[Figure record extracts]
■ ■ ■

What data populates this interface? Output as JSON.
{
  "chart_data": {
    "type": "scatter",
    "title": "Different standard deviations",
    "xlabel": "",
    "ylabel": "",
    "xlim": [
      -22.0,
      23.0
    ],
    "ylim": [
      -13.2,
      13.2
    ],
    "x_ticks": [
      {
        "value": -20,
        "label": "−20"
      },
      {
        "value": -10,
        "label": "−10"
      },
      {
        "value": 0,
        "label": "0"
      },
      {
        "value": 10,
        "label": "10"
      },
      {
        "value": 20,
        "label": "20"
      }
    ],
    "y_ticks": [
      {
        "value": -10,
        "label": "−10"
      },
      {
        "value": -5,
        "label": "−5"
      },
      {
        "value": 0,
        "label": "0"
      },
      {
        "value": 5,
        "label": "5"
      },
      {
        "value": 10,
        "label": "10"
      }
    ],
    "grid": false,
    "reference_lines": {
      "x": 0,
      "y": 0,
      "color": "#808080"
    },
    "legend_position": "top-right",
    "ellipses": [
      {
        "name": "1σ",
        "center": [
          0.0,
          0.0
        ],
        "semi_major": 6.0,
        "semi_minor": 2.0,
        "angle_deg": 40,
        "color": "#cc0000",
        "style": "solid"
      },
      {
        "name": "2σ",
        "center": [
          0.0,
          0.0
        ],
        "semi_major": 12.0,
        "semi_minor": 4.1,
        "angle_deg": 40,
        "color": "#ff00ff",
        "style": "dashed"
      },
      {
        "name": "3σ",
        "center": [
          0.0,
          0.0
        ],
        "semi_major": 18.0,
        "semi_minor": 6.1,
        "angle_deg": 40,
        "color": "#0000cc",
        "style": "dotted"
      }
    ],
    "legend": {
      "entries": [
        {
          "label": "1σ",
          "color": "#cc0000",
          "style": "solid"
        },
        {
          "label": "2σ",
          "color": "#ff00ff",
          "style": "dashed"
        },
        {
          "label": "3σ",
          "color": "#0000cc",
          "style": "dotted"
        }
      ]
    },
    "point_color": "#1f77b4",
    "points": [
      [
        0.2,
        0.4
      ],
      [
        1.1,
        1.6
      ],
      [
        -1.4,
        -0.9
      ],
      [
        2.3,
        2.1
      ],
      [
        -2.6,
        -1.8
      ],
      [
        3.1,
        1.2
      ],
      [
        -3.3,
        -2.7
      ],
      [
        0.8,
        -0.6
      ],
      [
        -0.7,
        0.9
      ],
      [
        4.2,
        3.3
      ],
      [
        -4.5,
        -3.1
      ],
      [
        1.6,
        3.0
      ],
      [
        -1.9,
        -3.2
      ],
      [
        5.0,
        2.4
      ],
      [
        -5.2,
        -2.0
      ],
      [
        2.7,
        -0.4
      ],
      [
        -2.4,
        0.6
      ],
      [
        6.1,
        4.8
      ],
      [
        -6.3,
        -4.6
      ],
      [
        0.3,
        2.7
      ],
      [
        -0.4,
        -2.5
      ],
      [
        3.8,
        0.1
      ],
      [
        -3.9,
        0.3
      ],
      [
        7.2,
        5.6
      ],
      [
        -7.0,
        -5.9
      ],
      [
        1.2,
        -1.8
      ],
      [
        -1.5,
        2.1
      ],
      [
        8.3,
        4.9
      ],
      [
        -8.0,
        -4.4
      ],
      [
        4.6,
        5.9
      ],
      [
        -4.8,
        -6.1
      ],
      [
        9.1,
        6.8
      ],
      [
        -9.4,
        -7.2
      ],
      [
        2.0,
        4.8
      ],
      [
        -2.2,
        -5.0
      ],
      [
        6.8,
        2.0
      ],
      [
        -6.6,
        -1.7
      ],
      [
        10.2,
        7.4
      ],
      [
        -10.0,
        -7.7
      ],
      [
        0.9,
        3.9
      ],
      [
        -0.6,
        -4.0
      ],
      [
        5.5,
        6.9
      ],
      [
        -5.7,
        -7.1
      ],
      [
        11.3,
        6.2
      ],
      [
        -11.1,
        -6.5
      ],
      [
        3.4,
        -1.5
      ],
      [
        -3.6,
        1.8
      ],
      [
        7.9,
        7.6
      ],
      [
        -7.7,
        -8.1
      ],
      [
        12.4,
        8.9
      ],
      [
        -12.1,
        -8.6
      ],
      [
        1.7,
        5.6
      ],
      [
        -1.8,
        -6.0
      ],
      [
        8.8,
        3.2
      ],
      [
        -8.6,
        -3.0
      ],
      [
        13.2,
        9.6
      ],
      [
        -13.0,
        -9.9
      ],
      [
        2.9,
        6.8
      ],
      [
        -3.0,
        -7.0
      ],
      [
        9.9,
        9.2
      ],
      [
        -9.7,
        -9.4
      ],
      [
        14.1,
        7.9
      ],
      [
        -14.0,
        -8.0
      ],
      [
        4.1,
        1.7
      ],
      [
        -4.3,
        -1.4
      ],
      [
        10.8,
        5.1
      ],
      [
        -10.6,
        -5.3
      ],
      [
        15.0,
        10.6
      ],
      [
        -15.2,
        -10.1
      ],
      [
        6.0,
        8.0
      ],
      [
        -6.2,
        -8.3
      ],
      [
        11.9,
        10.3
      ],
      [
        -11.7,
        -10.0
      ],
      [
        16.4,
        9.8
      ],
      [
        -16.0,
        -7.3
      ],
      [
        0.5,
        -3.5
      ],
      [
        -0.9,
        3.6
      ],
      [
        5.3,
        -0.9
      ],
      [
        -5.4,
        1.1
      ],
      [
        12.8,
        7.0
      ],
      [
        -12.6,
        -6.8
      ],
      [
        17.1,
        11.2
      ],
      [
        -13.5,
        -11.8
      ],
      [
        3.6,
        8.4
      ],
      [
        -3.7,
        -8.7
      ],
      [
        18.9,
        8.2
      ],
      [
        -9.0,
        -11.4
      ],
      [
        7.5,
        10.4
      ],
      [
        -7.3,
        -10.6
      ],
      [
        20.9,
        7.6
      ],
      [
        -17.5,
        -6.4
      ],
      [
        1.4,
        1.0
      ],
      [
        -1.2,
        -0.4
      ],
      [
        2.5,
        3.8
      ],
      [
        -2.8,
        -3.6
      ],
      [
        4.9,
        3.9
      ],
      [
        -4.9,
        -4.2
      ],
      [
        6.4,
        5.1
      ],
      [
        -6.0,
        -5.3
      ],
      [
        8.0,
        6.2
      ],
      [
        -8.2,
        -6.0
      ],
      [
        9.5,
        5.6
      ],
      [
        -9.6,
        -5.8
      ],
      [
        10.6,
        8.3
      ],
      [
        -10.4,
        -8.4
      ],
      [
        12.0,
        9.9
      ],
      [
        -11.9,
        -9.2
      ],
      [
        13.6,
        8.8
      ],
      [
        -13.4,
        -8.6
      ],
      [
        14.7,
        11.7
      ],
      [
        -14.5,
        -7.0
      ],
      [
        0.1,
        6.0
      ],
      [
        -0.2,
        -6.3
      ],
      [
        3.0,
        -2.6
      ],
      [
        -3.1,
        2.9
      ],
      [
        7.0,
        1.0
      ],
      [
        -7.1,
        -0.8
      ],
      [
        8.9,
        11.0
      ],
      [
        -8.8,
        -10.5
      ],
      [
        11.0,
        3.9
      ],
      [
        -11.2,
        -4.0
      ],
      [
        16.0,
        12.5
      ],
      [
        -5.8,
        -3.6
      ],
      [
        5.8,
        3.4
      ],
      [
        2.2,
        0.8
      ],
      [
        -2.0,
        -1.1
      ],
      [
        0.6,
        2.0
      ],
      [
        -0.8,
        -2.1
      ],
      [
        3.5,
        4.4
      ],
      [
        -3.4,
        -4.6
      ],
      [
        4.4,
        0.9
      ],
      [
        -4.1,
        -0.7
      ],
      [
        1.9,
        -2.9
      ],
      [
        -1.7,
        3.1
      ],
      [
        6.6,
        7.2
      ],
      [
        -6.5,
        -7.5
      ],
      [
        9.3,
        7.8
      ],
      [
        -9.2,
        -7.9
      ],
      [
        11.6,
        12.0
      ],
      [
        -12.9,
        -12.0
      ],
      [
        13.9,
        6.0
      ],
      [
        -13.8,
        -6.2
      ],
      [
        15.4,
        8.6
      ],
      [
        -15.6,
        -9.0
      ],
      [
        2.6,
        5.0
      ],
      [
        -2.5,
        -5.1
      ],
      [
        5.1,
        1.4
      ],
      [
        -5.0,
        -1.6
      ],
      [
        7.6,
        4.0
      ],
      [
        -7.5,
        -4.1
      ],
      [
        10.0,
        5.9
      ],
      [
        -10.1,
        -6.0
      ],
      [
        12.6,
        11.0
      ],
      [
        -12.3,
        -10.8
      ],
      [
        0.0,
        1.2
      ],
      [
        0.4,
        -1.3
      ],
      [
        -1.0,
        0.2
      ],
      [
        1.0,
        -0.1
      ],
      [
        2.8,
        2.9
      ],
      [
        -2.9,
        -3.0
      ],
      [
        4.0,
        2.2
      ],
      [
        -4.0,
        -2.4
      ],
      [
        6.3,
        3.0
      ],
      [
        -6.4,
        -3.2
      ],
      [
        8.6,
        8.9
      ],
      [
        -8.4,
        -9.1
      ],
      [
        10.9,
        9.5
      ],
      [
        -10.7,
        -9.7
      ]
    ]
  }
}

■ ■ ■

TASK DESCRIPTION:
Check each line of the listing above for the string "style", then report only how many lines have it.

FINISHED ANSWER:
6